- [Task prompt] Copy out each line that has "acima" in it.

- [Stored records]
┌──

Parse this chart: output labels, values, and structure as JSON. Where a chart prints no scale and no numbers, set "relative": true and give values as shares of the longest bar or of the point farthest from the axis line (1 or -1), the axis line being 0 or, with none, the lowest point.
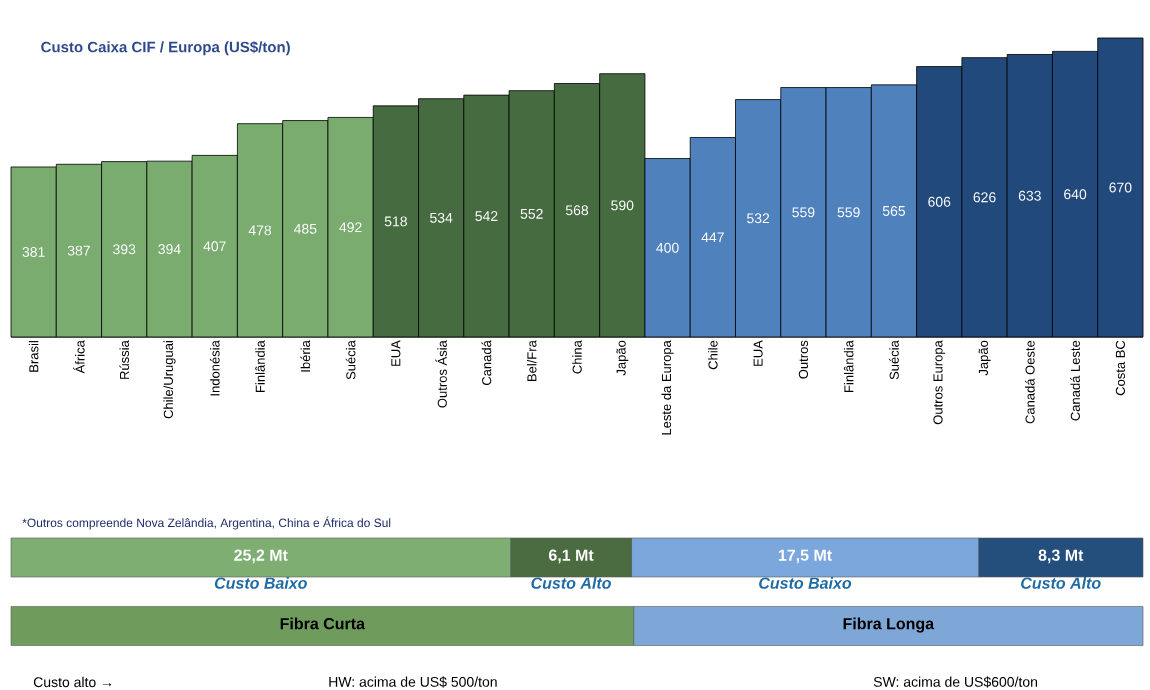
{
  "chart_data": [
    {
      "type": "bar",
      "title": "Custo Caixa CIF / Europa (US$/ton)",
      "categories": [
        "Brasil",
        "África",
        "Rússia",
        "Chile/Uruguai",
        "Indonésia",
        "Finlândia",
        "Ibéria",
        "Suécia",
        "EUA",
        "Outros Ásia",
        "Canadá",
        "Bel/Fra",
        "China",
        "Japão",
        "Leste da Europa",
        "Chile",
        "EUA",
        "Outros",
        "Finlândia",
        "Suécia",
        "Outros Europa",
        "Japão",
        "Canadá Oeste",
        "Canadá Leste",
        "Costa BC"
      ],
      "values": [
        381,
        387,
        393,
        394,
        407,
        478,
        485,
        492,
        518,
        534,
        542,
        552,
        568,
        590,
        400,
        447,
        532,
        559,
        559,
        565,
        606,
        626,
        633,
        640,
        670
      ],
      "colors": [
        "#7aab6f",
        "#7aab6f",
        "#7aab6f",
        "#7aab6f",
        "#7aab6f",
        "#7aab6f",
        "#7aab6f",
        "#7aab6f",
        "#466b40",
        "#466b40",
        "#466b40",
        "#466b40",
        "#466b40",
        "#466b40",
        "#4f81bd",
        "#4f81bd",
        "#4f81bd",
        "#4f81bd",
        "#4f81bd",
        "#4f81bd",
        "#22497c",
        "#22497c",
        "#22497c",
        "#22497c",
        "#22497c"
      ],
      "data_labels": true,
      "annotations": [
        "*Outros compreende Nova Zelândia, Argentina, China e África do Sul"
      ]
    },
    {
      "type": "bar",
      "orientation": "horizontal",
      "stacked": true,
      "categories": [
        null
      ],
      "series": [
        {
          "name": "Custo Baixo",
          "color": "#7fae72",
          "values": [
            25.2
          ],
          "value_labels": [
            "25,2 Mt"
          ]
        },
        {
          "name": "Custo Alto",
          "color": "#4b6b40",
          "values": [
            6.1
          ],
          "value_labels": [
            "6,1 Mt"
          ]
        },
        {
          "name": "Custo Baixo",
          "color": "#7ba7dc",
          "values": [
            17.5
          ],
          "value_labels": [
            "17,5 Mt"
          ]
        },
        {
          "name": "Custo Alto",
          "color": "#244e7b",
          "values": [
            8.3
          ],
          "value_labels": [
            "8,3 Mt"
          ]
        }
      ]
    },
    {
      "type": "bar",
      "orientation": "horizontal",
      "stacked": true,
      "relative": true,
      "categories": [
        null
      ],
      "series": [
        {
          "name": "Fibra Curta",
          "color": "#6f9c5c",
          "values": [
            0.55
          ]
        },
        {
          "name": "Fibra Longa",
          "color": "#7ea6d6",
          "values": [
            0.45
          ]
        }
      ],
      "annotations": [
        "Custo alto →",
        "HW: acima de US$ 500/ton",
        "SW: acima de US$600/ton"
      ]
    }
  ]
}
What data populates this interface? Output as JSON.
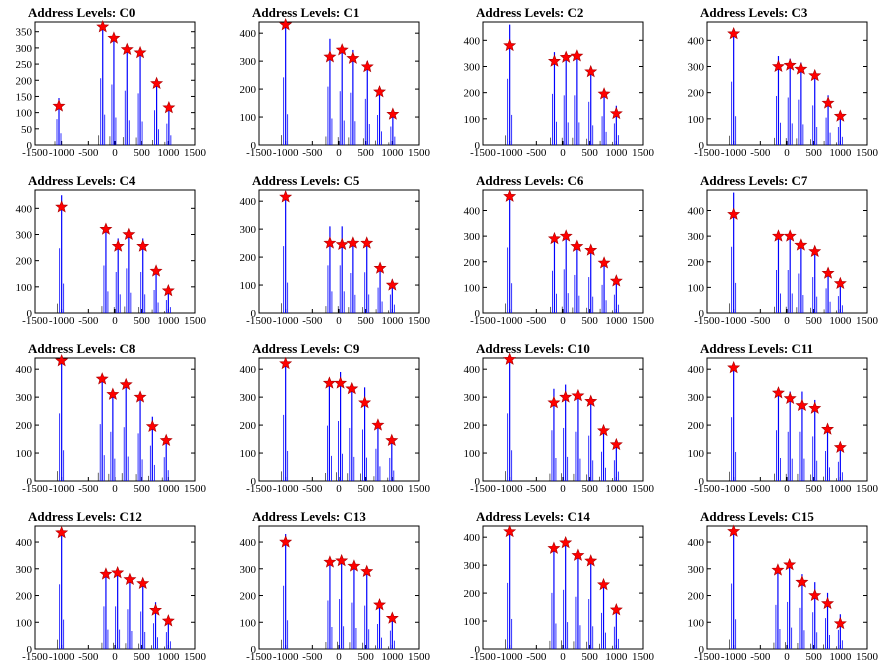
{
  "colors": {
    "bar": "#0000ff",
    "star_fill": "#ff0000",
    "star_edge": "#aa0000",
    "axis": "#000000"
  },
  "charts": [
    {
      "title": "Address Levels: C0",
      "ylim": [
        0,
        380
      ],
      "yticks": [
        0,
        50,
        100,
        150,
        200,
        250,
        300,
        350
      ],
      "peaks": [
        [
          -1050,
          120,
          145
        ],
        [
          -230,
          365,
          375
        ],
        [
          -20,
          330,
          340
        ],
        [
          230,
          295,
          305
        ],
        [
          470,
          285,
          290
        ],
        [
          780,
          190,
          195
        ],
        [
          1010,
          115,
          120
        ]
      ]
    },
    {
      "title": "Address Levels: C1",
      "ylim": [
        0,
        440
      ],
      "yticks": [
        0,
        100,
        200,
        300,
        400
      ],
      "peaks": [
        [
          -1000,
          430,
          440
        ],
        [
          -170,
          315,
          380
        ],
        [
          60,
          340,
          350
        ],
        [
          260,
          310,
          340
        ],
        [
          530,
          280,
          300
        ],
        [
          760,
          190,
          195
        ],
        [
          1010,
          110,
          120
        ]
      ]
    },
    {
      "title": "Address Levels: C2",
      "ylim": [
        0,
        470
      ],
      "yticks": [
        0,
        100,
        200,
        300,
        400
      ],
      "peaks": [
        [
          -1000,
          380,
          460
        ],
        [
          -160,
          320,
          355
        ],
        [
          60,
          335,
          345
        ],
        [
          260,
          340,
          345
        ],
        [
          520,
          280,
          300
        ],
        [
          770,
          195,
          200
        ],
        [
          1000,
          120,
          150
        ]
      ]
    },
    {
      "title": "Address Levels: C3",
      "ylim": [
        0,
        470
      ],
      "yticks": [
        0,
        100,
        200,
        300,
        400
      ],
      "peaks": [
        [
          -1000,
          425,
          440
        ],
        [
          -160,
          300,
          340
        ],
        [
          60,
          305,
          330
        ],
        [
          260,
          290,
          315
        ],
        [
          520,
          265,
          275
        ],
        [
          770,
          160,
          190
        ],
        [
          1000,
          110,
          125
        ]
      ]
    },
    {
      "title": "Address Levels: C4",
      "ylim": [
        0,
        470
      ],
      "yticks": [
        0,
        100,
        200,
        300,
        400
      ],
      "peaks": [
        [
          -1000,
          405,
          450
        ],
        [
          -170,
          320,
          330
        ],
        [
          60,
          255,
          285
        ],
        [
          260,
          300,
          310
        ],
        [
          520,
          255,
          285
        ],
        [
          770,
          160,
          160
        ],
        [
          1000,
          85,
          90
        ]
      ]
    },
    {
      "title": "Address Levels: C5",
      "ylim": [
        0,
        440
      ],
      "yticks": [
        0,
        100,
        200,
        300,
        400
      ],
      "peaks": [
        [
          -1000,
          415,
          435
        ],
        [
          -170,
          250,
          310
        ],
        [
          60,
          245,
          310
        ],
        [
          260,
          250,
          260
        ],
        [
          520,
          250,
          265
        ],
        [
          770,
          160,
          165
        ],
        [
          1000,
          100,
          120
        ]
      ]
    },
    {
      "title": "Address Levels: C6",
      "ylim": [
        0,
        480
      ],
      "yticks": [
        0,
        100,
        200,
        300,
        400
      ],
      "peaks": [
        [
          -1000,
          455,
          465
        ],
        [
          -160,
          290,
          300
        ],
        [
          60,
          300,
          310
        ],
        [
          260,
          260,
          270
        ],
        [
          520,
          245,
          255
        ],
        [
          770,
          195,
          200
        ],
        [
          1000,
          125,
          130
        ]
      ]
    },
    {
      "title": "Address Levels: C7",
      "ylim": [
        0,
        480
      ],
      "yticks": [
        0,
        100,
        200,
        300,
        400
      ],
      "peaks": [
        [
          -1000,
          385,
          470
        ],
        [
          -160,
          300,
          305
        ],
        [
          60,
          300,
          305
        ],
        [
          260,
          265,
          280
        ],
        [
          520,
          240,
          255
        ],
        [
          770,
          155,
          175
        ],
        [
          1000,
          115,
          120
        ]
      ]
    },
    {
      "title": "Address Levels: C8",
      "ylim": [
        0,
        440
      ],
      "yticks": [
        0,
        100,
        200,
        300,
        400
      ],
      "peaks": [
        [
          -1000,
          430,
          440
        ],
        [
          -240,
          365,
          370
        ],
        [
          -40,
          310,
          320
        ],
        [
          210,
          345,
          350
        ],
        [
          470,
          300,
          310
        ],
        [
          700,
          195,
          230
        ],
        [
          960,
          145,
          155
        ]
      ]
    },
    {
      "title": "Address Levels: C9",
      "ylim": [
        0,
        440
      ],
      "yticks": [
        0,
        100,
        200,
        300,
        400
      ],
      "peaks": [
        [
          -1000,
          420,
          430
        ],
        [
          -180,
          350,
          360
        ],
        [
          30,
          350,
          390
        ],
        [
          240,
          330,
          345
        ],
        [
          480,
          280,
          335
        ],
        [
          730,
          200,
          210
        ],
        [
          990,
          145,
          150
        ]
      ]
    },
    {
      "title": "Address Levels: C10",
      "ylim": [
        0,
        440
      ],
      "yticks": [
        0,
        100,
        200,
        300,
        400
      ],
      "peaks": [
        [
          -1000,
          435,
          440
        ],
        [
          -170,
          280,
          330
        ],
        [
          50,
          300,
          345
        ],
        [
          280,
          305,
          320
        ],
        [
          520,
          285,
          295
        ],
        [
          760,
          180,
          190
        ],
        [
          1000,
          130,
          135
        ]
      ]
    },
    {
      "title": "Address Levels: C11",
      "ylim": [
        0,
        440
      ],
      "yticks": [
        0,
        100,
        200,
        300,
        400
      ],
      "peaks": [
        [
          -1000,
          405,
          415
        ],
        [
          -160,
          315,
          330
        ],
        [
          60,
          295,
          320
        ],
        [
          280,
          270,
          320
        ],
        [
          520,
          260,
          290
        ],
        [
          760,
          185,
          195
        ],
        [
          1000,
          120,
          125
        ]
      ]
    },
    {
      "title": "Address Levels: C12",
      "ylim": [
        0,
        460
      ],
      "yticks": [
        0,
        100,
        200,
        300,
        400
      ],
      "peaks": [
        [
          -1000,
          435,
          440
        ],
        [
          -170,
          280,
          290
        ],
        [
          50,
          285,
          290
        ],
        [
          280,
          260,
          270
        ],
        [
          520,
          245,
          255
        ],
        [
          760,
          145,
          175
        ],
        [
          1000,
          105,
          115
        ]
      ]
    },
    {
      "title": "Address Levels: C13",
      "ylim": [
        0,
        460
      ],
      "yticks": [
        0,
        100,
        200,
        300,
        400
      ],
      "peaks": [
        [
          -1000,
          400,
          430
        ],
        [
          -170,
          325,
          330
        ],
        [
          50,
          330,
          340
        ],
        [
          280,
          310,
          315
        ],
        [
          520,
          290,
          295
        ],
        [
          760,
          165,
          170
        ],
        [
          1000,
          115,
          125
        ]
      ]
    },
    {
      "title": "Address Levels: C14",
      "ylim": [
        0,
        440
      ],
      "yticks": [
        0,
        100,
        200,
        300,
        400
      ],
      "peaks": [
        [
          -1000,
          420,
          430
        ],
        [
          -170,
          360,
          365
        ],
        [
          50,
          380,
          385
        ],
        [
          280,
          335,
          340
        ],
        [
          520,
          315,
          325
        ],
        [
          760,
          230,
          235
        ],
        [
          1000,
          140,
          145
        ]
      ]
    },
    {
      "title": "Address Levels: C15",
      "ylim": [
        0,
        460
      ],
      "yticks": [
        0,
        100,
        200,
        300,
        400
      ],
      "peaks": [
        [
          -1000,
          440,
          445
        ],
        [
          -170,
          295,
          300
        ],
        [
          50,
          315,
          320
        ],
        [
          280,
          250,
          280
        ],
        [
          520,
          200,
          250
        ],
        [
          760,
          170,
          210
        ],
        [
          1000,
          95,
          130
        ]
      ]
    }
  ],
  "chart_data": {
    "type": "bar",
    "description_kind": "histogram-grid",
    "xlim": [
      -1500,
      1500
    ],
    "xticks": [
      -1500,
      -1000,
      -500,
      0,
      500,
      1000,
      1500
    ],
    "panel_titles": [
      "Address Levels: C0",
      "Address Levels: C1",
      "Address Levels: C2",
      "Address Levels: C3",
      "Address Levels: C4",
      "Address Levels: C5",
      "Address Levels: C6",
      "Address Levels: C7",
      "Address Levels: C8",
      "Address Levels: C9",
      "Address Levels: C10",
      "Address Levels: C11",
      "Address Levels: C12",
      "Address Levels: C13",
      "Address Levels: C14",
      "Address Levels: C15"
    ]
  }
}
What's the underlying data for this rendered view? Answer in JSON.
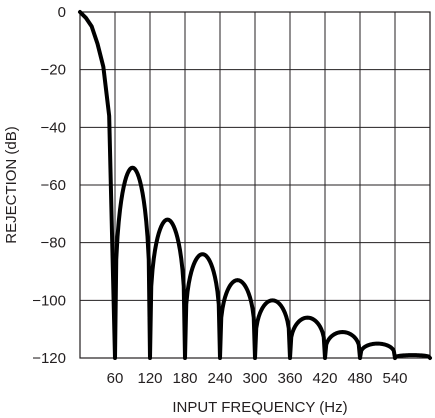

└──

- [Output]
        "HW: acima de US$ 500/ton",
        "SW: acima de US$600/ton"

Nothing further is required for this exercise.